- _EXERCISE PROMPT_:
Copy every line of the records below, character for character, leaving nothing out.
• • • • •
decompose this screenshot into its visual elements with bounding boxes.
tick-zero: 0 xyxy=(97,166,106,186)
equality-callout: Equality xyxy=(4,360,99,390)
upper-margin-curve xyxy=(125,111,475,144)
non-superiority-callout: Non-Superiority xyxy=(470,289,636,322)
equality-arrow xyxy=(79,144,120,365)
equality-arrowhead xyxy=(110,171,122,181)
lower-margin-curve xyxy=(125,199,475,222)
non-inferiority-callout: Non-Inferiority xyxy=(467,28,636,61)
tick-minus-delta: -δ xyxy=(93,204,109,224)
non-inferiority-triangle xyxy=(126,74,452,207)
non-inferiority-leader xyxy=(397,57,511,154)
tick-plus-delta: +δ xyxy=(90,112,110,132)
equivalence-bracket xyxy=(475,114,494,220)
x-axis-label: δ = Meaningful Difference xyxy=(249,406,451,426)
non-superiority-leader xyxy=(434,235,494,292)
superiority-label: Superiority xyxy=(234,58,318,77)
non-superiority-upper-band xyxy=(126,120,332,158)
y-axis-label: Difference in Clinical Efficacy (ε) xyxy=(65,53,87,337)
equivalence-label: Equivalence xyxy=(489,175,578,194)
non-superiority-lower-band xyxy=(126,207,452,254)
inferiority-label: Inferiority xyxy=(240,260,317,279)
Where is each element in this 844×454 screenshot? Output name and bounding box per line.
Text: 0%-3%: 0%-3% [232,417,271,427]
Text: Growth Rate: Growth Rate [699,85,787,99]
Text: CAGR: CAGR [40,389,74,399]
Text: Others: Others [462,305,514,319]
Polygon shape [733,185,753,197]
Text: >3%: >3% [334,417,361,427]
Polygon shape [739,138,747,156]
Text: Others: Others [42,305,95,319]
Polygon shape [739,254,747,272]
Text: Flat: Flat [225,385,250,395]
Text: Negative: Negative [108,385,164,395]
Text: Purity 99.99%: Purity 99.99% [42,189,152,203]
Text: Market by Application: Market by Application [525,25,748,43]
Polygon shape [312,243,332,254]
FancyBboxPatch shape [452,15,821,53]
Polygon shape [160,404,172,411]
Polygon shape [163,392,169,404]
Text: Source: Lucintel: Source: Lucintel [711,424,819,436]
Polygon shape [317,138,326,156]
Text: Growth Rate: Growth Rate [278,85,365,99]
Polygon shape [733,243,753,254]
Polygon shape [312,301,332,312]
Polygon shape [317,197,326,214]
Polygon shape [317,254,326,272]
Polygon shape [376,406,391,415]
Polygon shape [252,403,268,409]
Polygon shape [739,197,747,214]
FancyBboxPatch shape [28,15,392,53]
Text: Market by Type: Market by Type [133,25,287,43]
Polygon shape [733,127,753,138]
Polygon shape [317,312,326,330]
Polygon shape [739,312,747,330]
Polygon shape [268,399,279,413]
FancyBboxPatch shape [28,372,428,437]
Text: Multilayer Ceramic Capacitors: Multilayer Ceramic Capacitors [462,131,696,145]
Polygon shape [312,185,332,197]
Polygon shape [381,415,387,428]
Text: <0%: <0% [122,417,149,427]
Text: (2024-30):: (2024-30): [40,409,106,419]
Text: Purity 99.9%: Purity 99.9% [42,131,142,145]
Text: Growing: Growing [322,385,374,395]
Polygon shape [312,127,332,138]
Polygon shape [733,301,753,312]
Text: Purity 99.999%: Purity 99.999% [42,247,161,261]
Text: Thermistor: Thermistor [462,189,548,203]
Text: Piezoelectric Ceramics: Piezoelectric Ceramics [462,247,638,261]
• • • • •
- _FINISHED EXERCISE_:
decompose this screenshot into its visual elements with bounding boxes.
tick-zero: 0 xyxy=(97,166,106,186)
equality-callout: Equality xyxy=(4,360,99,390)
upper-margin-curve xyxy=(125,111,475,144)
non-superiority-callout: Non-Superiority xyxy=(470,289,636,322)
equality-arrow xyxy=(79,144,120,365)
equality-arrowhead xyxy=(110,171,122,181)
lower-margin-curve xyxy=(125,199,475,222)
non-inferiority-callout: Non-Inferiority xyxy=(467,28,636,61)
tick-minus-delta: -δ xyxy=(93,204,109,224)
non-inferiority-triangle xyxy=(126,74,452,207)
non-inferiority-leader xyxy=(397,57,511,154)
tick-plus-delta: +δ xyxy=(90,112,110,132)
equivalence-bracket xyxy=(475,114,494,220)
x-axis-label: δ = Meaningful Difference xyxy=(249,406,451,426)
non-superiority-leader xyxy=(434,235,494,292)
superiority-label: Superiority xyxy=(234,58,318,77)
non-superiority-upper-band xyxy=(126,120,332,158)
y-axis-label: Difference in Clinical Efficacy (ε) xyxy=(65,53,87,337)
equivalence-label: Equivalence xyxy=(489,175,578,194)
non-superiority-lower-band xyxy=(126,207,452,254)
inferiority-label: Inferiority xyxy=(240,260,317,279)
Where is each element in this 844×454 screenshot? Output name and bounding box per line.
Text: 0%-3%: 0%-3% [232,417,271,427]
Text: Growth Rate: Growth Rate [699,85,787,99]
Text: CAGR: CAGR [40,389,74,399]
Text: Others: Others [462,305,514,319]
Polygon shape [733,185,753,197]
Text: >3%: >3% [334,417,361,427]
Polygon shape [739,138,747,156]
Text: Others: Others [42,305,95,319]
Polygon shape [739,254,747,272]
Text: Flat: Flat [225,385,250,395]
Text: Negative: Negative [108,385,164,395]
Text: Purity 99.99%: Purity 99.99% [42,189,152,203]
Text: Market by Application: Market by Application [525,25,748,43]
Polygon shape [312,243,332,254]
FancyBboxPatch shape [452,15,821,53]
Polygon shape [160,404,172,411]
Polygon shape [163,392,169,404]
Text: Source: Lucintel: Source: Lucintel [711,424,819,436]
Polygon shape [317,138,326,156]
Text: Growth Rate: Growth Rate [278,85,365,99]
Polygon shape [733,243,753,254]
Polygon shape [312,301,332,312]
Polygon shape [317,197,326,214]
Polygon shape [317,254,326,272]
Polygon shape [376,406,391,415]
Polygon shape [252,403,268,409]
Polygon shape [739,197,747,214]
FancyBboxPatch shape [28,15,392,53]
Text: Market by Type: Market by Type [133,25,287,43]
Polygon shape [733,127,753,138]
Polygon shape [317,312,326,330]
Polygon shape [739,312,747,330]
Polygon shape [268,399,279,413]
FancyBboxPatch shape [28,372,428,437]
Text: Multilayer Ceramic Capacitors: Multilayer Ceramic Capacitors [462,131,696,145]
Polygon shape [312,185,332,197]
Polygon shape [381,415,387,428]
Text: <0%: <0% [122,417,149,427]
Text: (2024-30):: (2024-30): [40,409,106,419]
Text: Purity 99.9%: Purity 99.9% [42,131,142,145]
Text: Growing: Growing [322,385,374,395]
Polygon shape [312,127,332,138]
Polygon shape [733,301,753,312]
Text: Purity 99.999%: Purity 99.999% [42,247,161,261]
Text: Thermistor: Thermistor [462,189,548,203]
Text: Piezoelectric Ceramics: Piezoelectric Ceramics [462,247,638,261]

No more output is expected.